→ To-do list:
(1) Do these statements agree with the essay on cars? (a) The MG TC belonging to the writer's brother was built in 1946. (b) The writer's first word was the name of a parent. (c) Ettore Bugatti called the 4½ litre Bentley "the world's fastest lorry." For each, answer yes or no and quote the deciding words of the essay.
(2) Carry the essay on cars forward from the point where it stops.

→ Excerpted text:
───

ORCHID Chronicles 9 – Car Crazy

ORCHID Chronicles 9 – Car Crazy

Put simply, she sings – or should I say sang? 

My brother asks me: What is it about you and cars? He basically thinks they are noisy, smelly, dangerous, appallingly wasteful and damaging to people and the environment in equal measure – unless that’s just my kind of car. And of course he’s right. On all counts.

But my answer to his question is: it depends on the car. 

Tim’s first Midget

Tim’s first Midget

And he is a hypocrite underneath the sneering contempt. I remember clearly travelling in his 1946 MG TC when you felt every pea under the mattress. The thing rattled and shook, water fountained up through the wooden floorboards when you hit anything more than a puddle. And he drove it flat out (at 77 mph) on its narrow wheels and non-existent brakes with a huge grin on his face.

I blame it – my obsession with cars – mostly on my parents who, on hearing my first word: ‘Car!’, accompanied by a pointing finger, shortly after I was born, clapped and cheered in their theatrical way, thereby encouraging me to think cars were a Good Thing, rather than just any old first word out of the mouth of the babe.

By the age of 6 or 7, I could sadly not only identify every car on the road by make and model, but by the sound of its engine. Well, not every car but quite a few. To this day, it irritates me to see a film featuring, say, an E-type Jaguar of the ‘60s (pre-lumpen V12), with a soundtrack of a V8 for its engine noise, or worse, a 4-cylinder anything-will-do ‘car sound’ as the get-away driver roars off, Police Wolseley 6/99 in bell-ringingly hot and hopeless pursuit.

A ride in a 1928 4½ litre Bentley – ‘the world’s fastest lorry’, as Ettore Bugatti called it – proved a seminal contribution, aged under 10, to the spell.

───

→ Recorded data:
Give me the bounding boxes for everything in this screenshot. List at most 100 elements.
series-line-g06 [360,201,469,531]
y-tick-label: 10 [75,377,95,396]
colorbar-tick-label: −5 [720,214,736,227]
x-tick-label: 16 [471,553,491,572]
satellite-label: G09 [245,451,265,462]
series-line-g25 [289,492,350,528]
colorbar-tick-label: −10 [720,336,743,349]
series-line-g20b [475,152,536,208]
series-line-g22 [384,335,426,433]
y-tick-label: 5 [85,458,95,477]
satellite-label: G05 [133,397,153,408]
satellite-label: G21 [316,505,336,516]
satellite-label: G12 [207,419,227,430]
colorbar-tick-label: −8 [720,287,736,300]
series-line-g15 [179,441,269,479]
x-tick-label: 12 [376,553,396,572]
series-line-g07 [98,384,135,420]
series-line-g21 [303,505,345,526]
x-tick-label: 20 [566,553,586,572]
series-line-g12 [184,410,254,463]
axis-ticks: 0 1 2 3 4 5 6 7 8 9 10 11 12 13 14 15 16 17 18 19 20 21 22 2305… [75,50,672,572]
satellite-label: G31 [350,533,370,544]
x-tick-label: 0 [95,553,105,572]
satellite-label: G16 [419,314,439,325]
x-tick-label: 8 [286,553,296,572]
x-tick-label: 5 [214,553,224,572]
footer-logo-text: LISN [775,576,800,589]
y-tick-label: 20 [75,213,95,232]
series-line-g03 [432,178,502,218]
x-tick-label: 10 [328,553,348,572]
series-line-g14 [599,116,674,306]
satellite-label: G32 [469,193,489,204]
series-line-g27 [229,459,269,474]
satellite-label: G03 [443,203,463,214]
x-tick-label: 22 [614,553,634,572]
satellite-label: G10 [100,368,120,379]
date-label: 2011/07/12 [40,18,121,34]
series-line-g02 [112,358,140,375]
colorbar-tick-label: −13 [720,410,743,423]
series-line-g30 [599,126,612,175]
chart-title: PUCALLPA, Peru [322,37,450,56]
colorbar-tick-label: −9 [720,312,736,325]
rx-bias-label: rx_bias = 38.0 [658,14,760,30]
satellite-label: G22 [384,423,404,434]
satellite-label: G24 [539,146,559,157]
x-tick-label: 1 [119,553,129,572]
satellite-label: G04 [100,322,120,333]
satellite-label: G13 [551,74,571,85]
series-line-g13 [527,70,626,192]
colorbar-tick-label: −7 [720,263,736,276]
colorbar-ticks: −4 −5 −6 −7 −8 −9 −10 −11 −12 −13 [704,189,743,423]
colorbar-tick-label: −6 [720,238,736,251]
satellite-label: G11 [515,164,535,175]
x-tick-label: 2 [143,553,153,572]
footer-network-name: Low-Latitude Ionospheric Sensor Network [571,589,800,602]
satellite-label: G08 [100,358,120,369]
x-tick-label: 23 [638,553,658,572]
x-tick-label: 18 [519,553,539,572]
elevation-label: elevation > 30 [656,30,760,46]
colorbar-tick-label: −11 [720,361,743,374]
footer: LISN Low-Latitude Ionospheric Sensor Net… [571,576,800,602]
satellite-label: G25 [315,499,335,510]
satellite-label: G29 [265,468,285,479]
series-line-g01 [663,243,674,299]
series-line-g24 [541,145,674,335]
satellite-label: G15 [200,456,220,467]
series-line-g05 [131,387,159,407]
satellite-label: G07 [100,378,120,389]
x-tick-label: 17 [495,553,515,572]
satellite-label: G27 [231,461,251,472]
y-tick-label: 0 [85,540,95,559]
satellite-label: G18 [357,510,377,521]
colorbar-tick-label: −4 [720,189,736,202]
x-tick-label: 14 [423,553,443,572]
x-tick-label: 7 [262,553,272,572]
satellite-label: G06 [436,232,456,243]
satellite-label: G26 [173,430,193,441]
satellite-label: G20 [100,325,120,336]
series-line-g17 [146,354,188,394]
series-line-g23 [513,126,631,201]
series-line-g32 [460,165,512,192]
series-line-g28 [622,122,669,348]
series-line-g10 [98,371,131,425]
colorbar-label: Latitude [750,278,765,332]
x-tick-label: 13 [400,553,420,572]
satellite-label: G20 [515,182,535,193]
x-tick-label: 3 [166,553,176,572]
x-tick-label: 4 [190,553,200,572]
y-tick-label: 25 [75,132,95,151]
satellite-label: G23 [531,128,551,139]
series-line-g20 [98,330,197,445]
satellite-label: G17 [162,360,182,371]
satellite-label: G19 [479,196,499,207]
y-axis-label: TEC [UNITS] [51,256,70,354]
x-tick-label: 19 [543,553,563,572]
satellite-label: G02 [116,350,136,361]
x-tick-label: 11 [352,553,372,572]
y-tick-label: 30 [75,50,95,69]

───

→ Results for the exercise:
(1)
(a) Yes: "his 1946 MG TC"
(b) No: "on hearing my first word: ‘Car!’"
(c) Yes: "‘the world’s fastest lorry’, as Ettore Bugatti called it"

(2)
The world’s fastest lorry…

The world’s fastest lorry…

With its drain-pipe exhaust compressed into a vertical fan at the back, the huge, louvred, leather-strapped bonnet that I couldn’t see over the scuttle, and a sense of unending, primordial, Big Bang thrust, we pounded our way up the road and back in the hands of an equally vast, tweed-suited gentleman who must have had moustachioes like the wings of a buzzard, surely.

I was lost, of course. A hopeless case. No more than T.H. White though. Author of the famous Sword in the Stone, part of the trilogy of The Once and Future King, he also wrote the even more marvellous Mistress Masham’s Repose, which has to be one of the best children’s books ever – highly recommended to adults too. 

But it’s his England Have My Bones that holds my heart, that my wonderful book-finder at Hay – Josh Green of Green Ink Books – has dug up for me, it having been nicked amongst a boxful of my most precious volumes in the boot of my Ford Cortina Lotus Mk II, outside my parents-in-law’s house in Blackheath back in ‘78.

Apart from his 1930s country pursuits of huntin’, shootin’ and fishin’ – which he makes funny and fascinating, even if it’s not my bag, so to speak – and early days flyin’ for good measure, White drives a 3 litre Red Label Bentley of ‘W.O.’ origin as fast as it will go and lives in a room above a pub. What’s not to like?

‘W.O’, by the way, stands for Walter Owen Bentley who designed the very Racing Green lorries that took on Ettore’s beautiful blue gazelles – and beat them! 

He was an extraordinary car and aero engine designer who founded Bentley Motors in 1919, just after the First World War. Having created ‘a good car, a fast, the best in class’, the Bentley Boys, of whom I have SCH ‘Sammy’ Davis’s personal memorial, swept the board at Le Mans four years in a row in the latter half of the 1920’s. 

Sadly, ‘Babe’ Barnato’s ‘Blower Bentley’, that achieved the fastest lap round Brooklands at 137.96 mph in 1931 but was too unreliable for Le Mans, as W.O knew it would be, signalled the swansong of the true ‘Vintage’ Bentley. Despite W.O. designing the wonderful V12 Lagonda engine, thereafter Bentley was subsumed by Rolls-Royce, not to achieve similar heights until Volkswagen took it over and won Le Mans with the EXP Speed 8, which was an Audi really, in 2003.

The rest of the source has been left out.